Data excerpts
START
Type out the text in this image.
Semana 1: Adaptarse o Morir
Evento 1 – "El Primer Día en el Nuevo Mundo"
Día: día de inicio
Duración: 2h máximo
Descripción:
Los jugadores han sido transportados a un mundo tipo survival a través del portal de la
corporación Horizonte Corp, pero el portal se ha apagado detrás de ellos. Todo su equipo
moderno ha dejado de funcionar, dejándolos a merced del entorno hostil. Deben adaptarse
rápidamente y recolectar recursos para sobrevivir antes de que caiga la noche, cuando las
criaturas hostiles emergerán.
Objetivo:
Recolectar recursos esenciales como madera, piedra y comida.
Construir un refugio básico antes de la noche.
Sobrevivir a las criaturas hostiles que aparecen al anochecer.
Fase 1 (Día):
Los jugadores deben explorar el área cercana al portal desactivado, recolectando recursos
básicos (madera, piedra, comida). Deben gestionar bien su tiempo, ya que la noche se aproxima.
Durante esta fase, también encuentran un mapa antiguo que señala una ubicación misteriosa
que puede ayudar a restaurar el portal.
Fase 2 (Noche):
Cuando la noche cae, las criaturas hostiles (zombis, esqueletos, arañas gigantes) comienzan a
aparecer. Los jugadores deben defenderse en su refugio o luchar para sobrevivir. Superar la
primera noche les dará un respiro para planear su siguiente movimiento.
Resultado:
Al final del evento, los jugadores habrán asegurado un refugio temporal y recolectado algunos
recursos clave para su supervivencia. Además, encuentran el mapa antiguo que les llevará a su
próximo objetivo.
END
> _Aim of the exercise_: Repeat the material from above exactly, word for word.

> _Solution to the problem_:
Type out the text in this image.
Semana 1: Adaptarse o Morir
Evento 1 – "El Primer Día en el Nuevo Mundo"
Día: día de inicio
Duración: 2h máximo
Descripción:
Los jugadores han sido transportados a un mundo tipo survival a través del portal de la
corporación Horizonte Corp, pero el portal se ha apagado detrás de ellos. Todo su equipo
moderno ha dejado de funcionar, dejándolos a merced del entorno hostil. Deben adaptarse
rápidamente y recolectar recursos para sobrevivir antes de que caiga la noche, cuando las
criaturas hostiles emergerán.
Objetivo:
Recolectar recursos esenciales como madera, piedra y comida.
Construir un refugio básico antes de la noche.
Sobrevivir a las criaturas hostiles que aparecen al anochecer.
Fase 1 (Día):
Los jugadores deben explorar el área cercana al portal desactivado, recolectando recursos
básicos (madera, piedra, comida). Deben gestionar bien su tiempo, ya que la noche se aproxima.
Durante esta fase, también encuentran un mapa antiguo que señala una ubicación misteriosa
que puede ayudar a restaurar el portal.
Fase 2 (Noche):
Cuando la noche cae, las criaturas hostiles (zombis, esqueletos, arañas gigantes) comienzan a
aparecer. Los jugadores deben defenderse en su refugio o luchar para sobrevivir. Superar la
primera noche les dará un respiro para planear su siguiente movimiento.
Resultado:
Al final del evento, los jugadores habrán asegurado un refugio temporal y recolectado algunos
recursos clave para su supervivencia. Además, encuentran el mapa antiguo que les llevará a su
próximo objetivo.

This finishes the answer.